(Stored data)
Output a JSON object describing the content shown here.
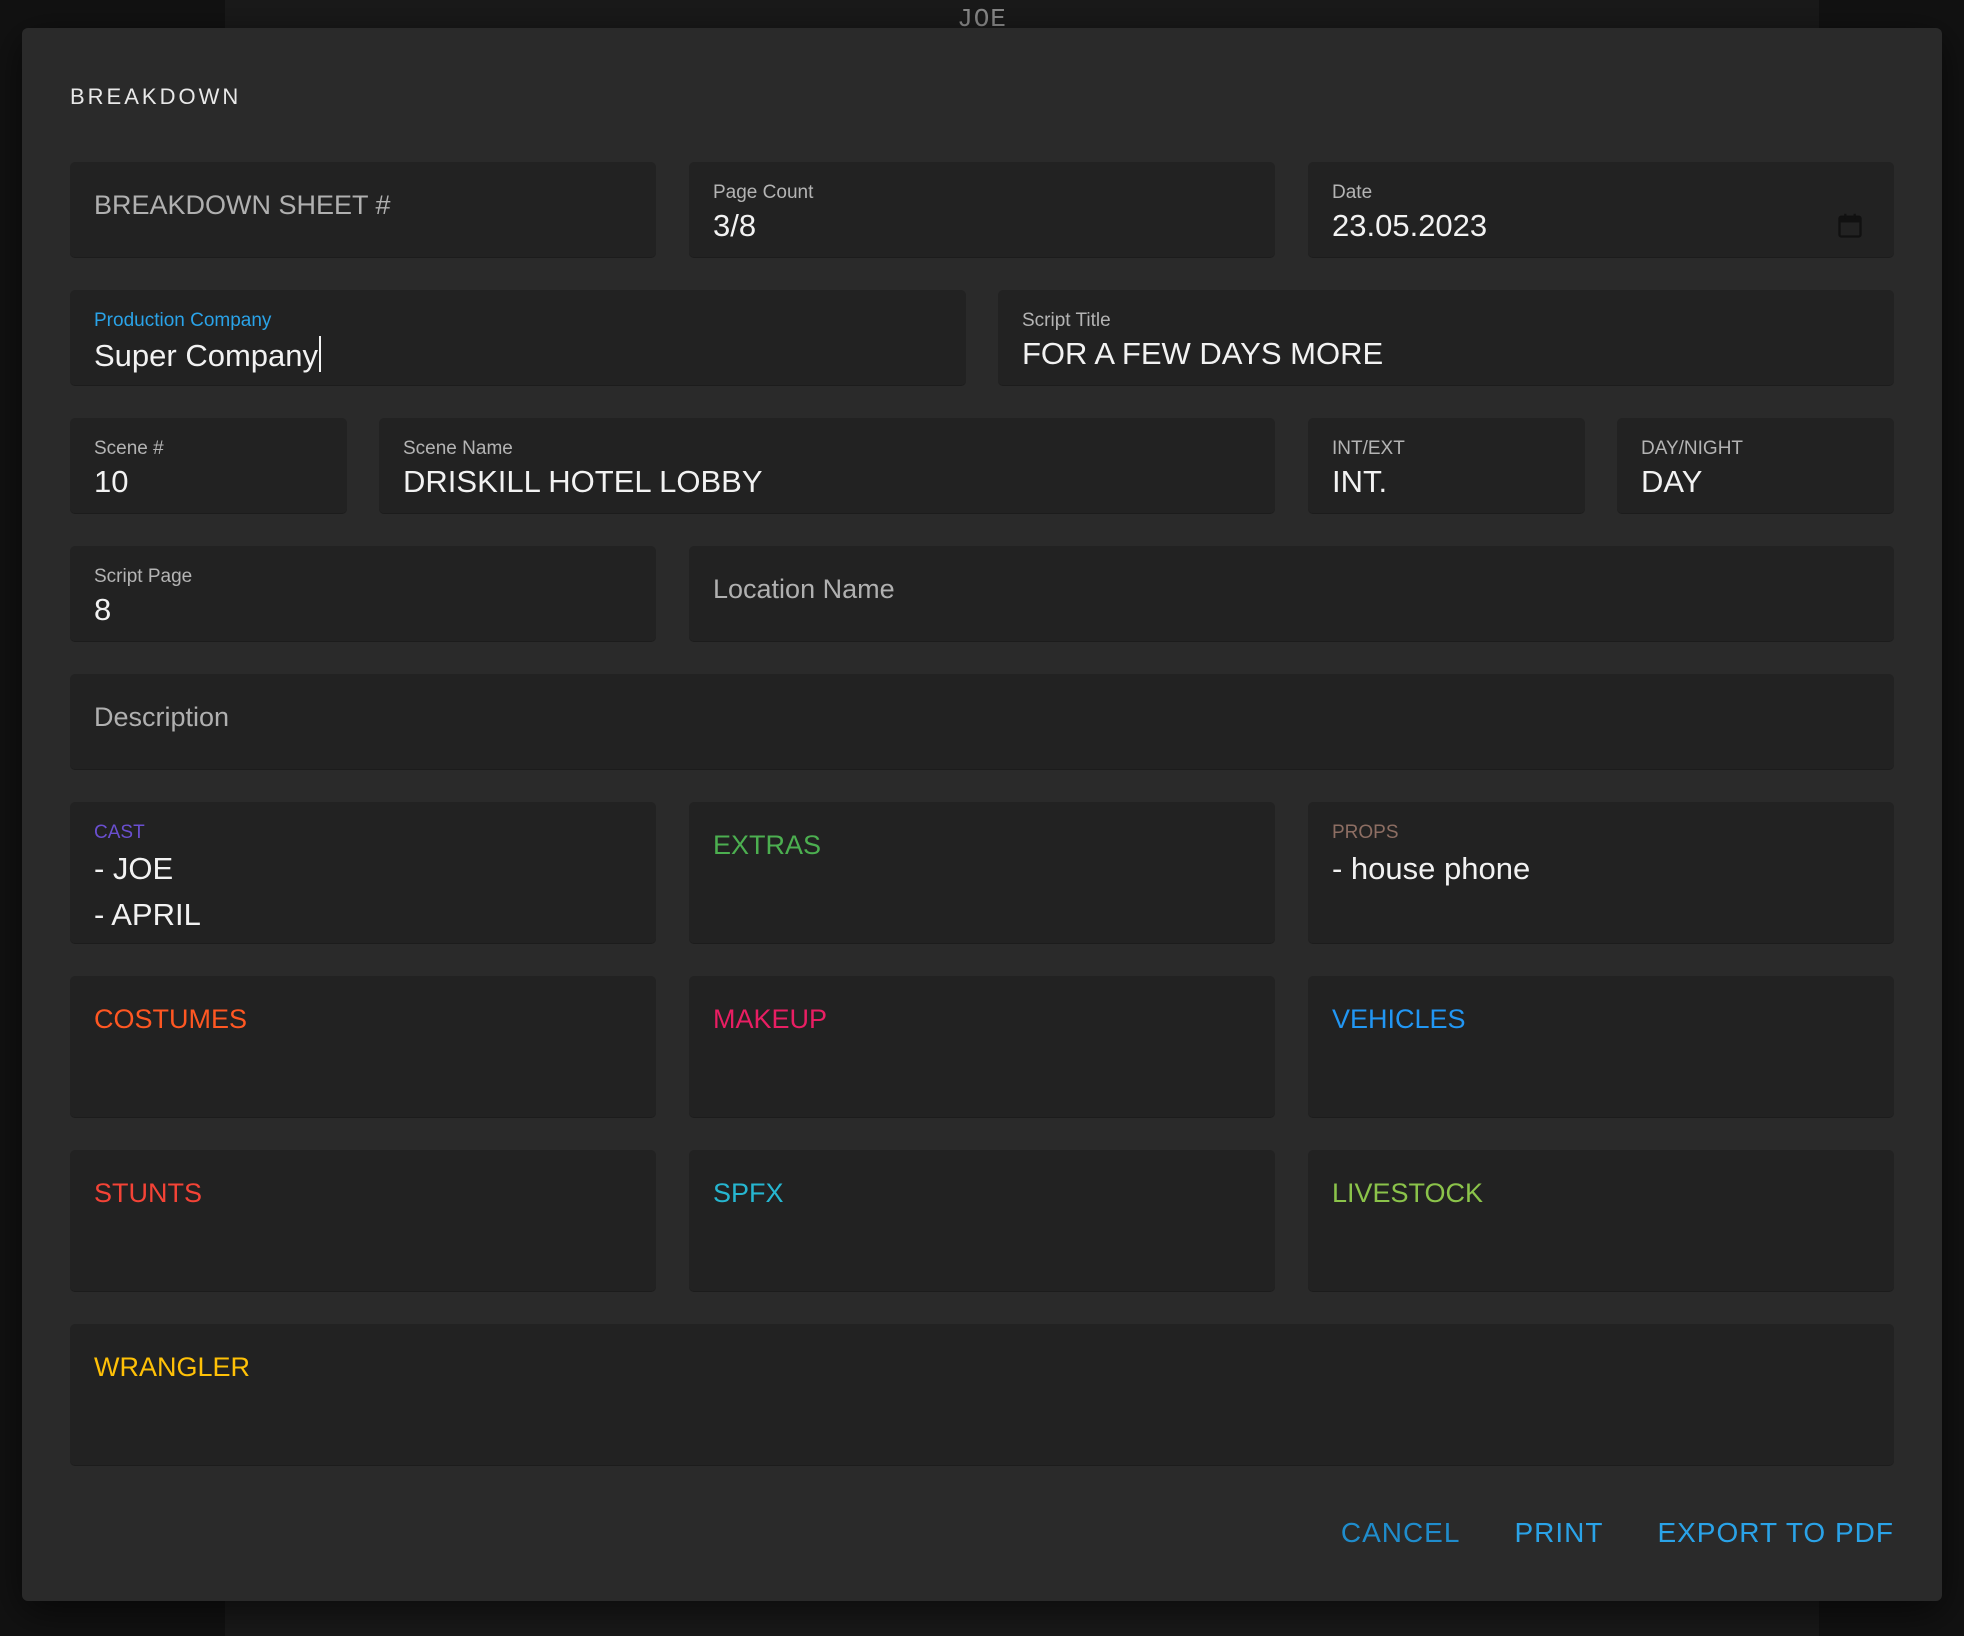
{
  "background": {
    "title": "JOE"
  },
  "dialog": {
    "title": "BREAKDOWN",
    "breakdown_sheet": {
      "placeholder": "BREAKDOWN SHEET #"
    },
    "page_count": {
      "label": "Page Count",
      "value": "3/8"
    },
    "date": {
      "label": "Date",
      "value": "23.05.2023",
      "icon": "calendar-icon"
    },
    "production_company": {
      "label": "Production Company",
      "value": "Super Company"
    },
    "script_title": {
      "label": "Script Title",
      "value": "FOR A FEW DAYS MORE"
    },
    "scene_number": {
      "label": "Scene #",
      "value": "10"
    },
    "scene_name": {
      "label": "Scene Name",
      "value": "DRISKILL HOTEL LOBBY"
    },
    "int_ext": {
      "label": "INT/EXT",
      "value": "INT."
    },
    "day_night": {
      "label": "DAY/NIGHT",
      "value": "DAY"
    },
    "script_page": {
      "label": "Script Page",
      "value": "8"
    },
    "location_name": {
      "placeholder": "Location Name"
    },
    "description": {
      "placeholder": "Description"
    },
    "cast": {
      "label": "CAST",
      "color": "#6a4fd0",
      "items": [
        "- JOE",
        "- APRIL"
      ]
    },
    "extras": {
      "label": "EXTRAS",
      "color": "#4caf50"
    },
    "props": {
      "label": "PROPS",
      "color": "#8d6e63",
      "items": [
        "- house phone"
      ]
    },
    "costumes": {
      "label": "COSTUMES",
      "color": "#ff5722"
    },
    "makeup": {
      "label": "MAKEUP",
      "color": "#e91e63"
    },
    "vehicles": {
      "label": "VEHICLES",
      "color": "#2196f3"
    },
    "stunts": {
      "label": "STUNTS",
      "color": "#f44336"
    },
    "spfx": {
      "label": "SPFX",
      "color": "#26b6d0"
    },
    "livestock": {
      "label": "LIVESTOCK",
      "color": "#8bc34a"
    },
    "wrangler": {
      "label": "WRANGLER",
      "color": "#ffc107"
    },
    "actions": {
      "cancel": "CANCEL",
      "print": "PRINT",
      "export": "EXPORT TO PDF"
    },
    "accent_color": "#2aa3e8"
  }
}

▶ _What the exercise asks_:
Without including any pictures, reproduce the listing exactly.

▶ _Response to this task_:
Output a JSON object describing the content shown here.
{
  "background": {
    "title": "JOE"
  },
  "dialog": {
    "title": "BREAKDOWN",
    "breakdown_sheet": {
      "placeholder": "BREAKDOWN SHEET #"
    },
    "page_count": {
      "label": "Page Count",
      "value": "3/8"
    },
    "date": {
      "label": "Date",
      "value": "23.05.2023",
      "icon": "calendar-icon"
    },
    "production_company": {
      "label": "Production Company",
      "value": "Super Company"
    },
    "script_title": {
      "label": "Script Title",
      "value": "FOR A FEW DAYS MORE"
    },
    "scene_number": {
      "label": "Scene #",
      "value": "10"
    },
    "scene_name": {
      "label": "Scene Name",
      "value": "DRISKILL HOTEL LOBBY"
    },
    "int_ext": {
      "label": "INT/EXT",
      "value": "INT."
    },
    "day_night": {
      "label": "DAY/NIGHT",
      "value": "DAY"
    },
    "script_page": {
      "label": "Script Page",
      "value": "8"
    },
    "location_name": {
      "placeholder": "Location Name"
    },
    "description": {
      "placeholder": "Description"
    },
    "cast": {
      "label": "CAST",
      "color": "#6a4fd0",
      "items": [
        "- JOE",
        "- APRIL"
      ]
    },
    "extras": {
      "label": "EXTRAS",
      "color": "#4caf50"
    },
    "props": {
      "label": "PROPS",
      "color": "#8d6e63",
      "items": [
        "- house phone"
      ]
    },
    "costumes": {
      "label": "COSTUMES",
      "color": "#ff5722"
    },
    "makeup": {
      "label": "MAKEUP",
      "color": "#e91e63"
    },
    "vehicles": {
      "label": "VEHICLES",
      "color": "#2196f3"
    },
    "stunts": {
      "label": "STUNTS",
      "color": "#f44336"
    },
    "spfx": {
      "label": "SPFX",
      "color": "#26b6d0"
    },
    "livestock": {
      "label": "LIVESTOCK",
      "color": "#8bc34a"
    },
    "wrangler": {
      "label": "WRANGLER",
      "color": "#ffc107"
    },
    "actions": {
      "cancel": "CANCEL",
      "print": "PRINT",
      "export": "EXPORT TO PDF"
    },
    "accent_color": "#2aa3e8"
  }
}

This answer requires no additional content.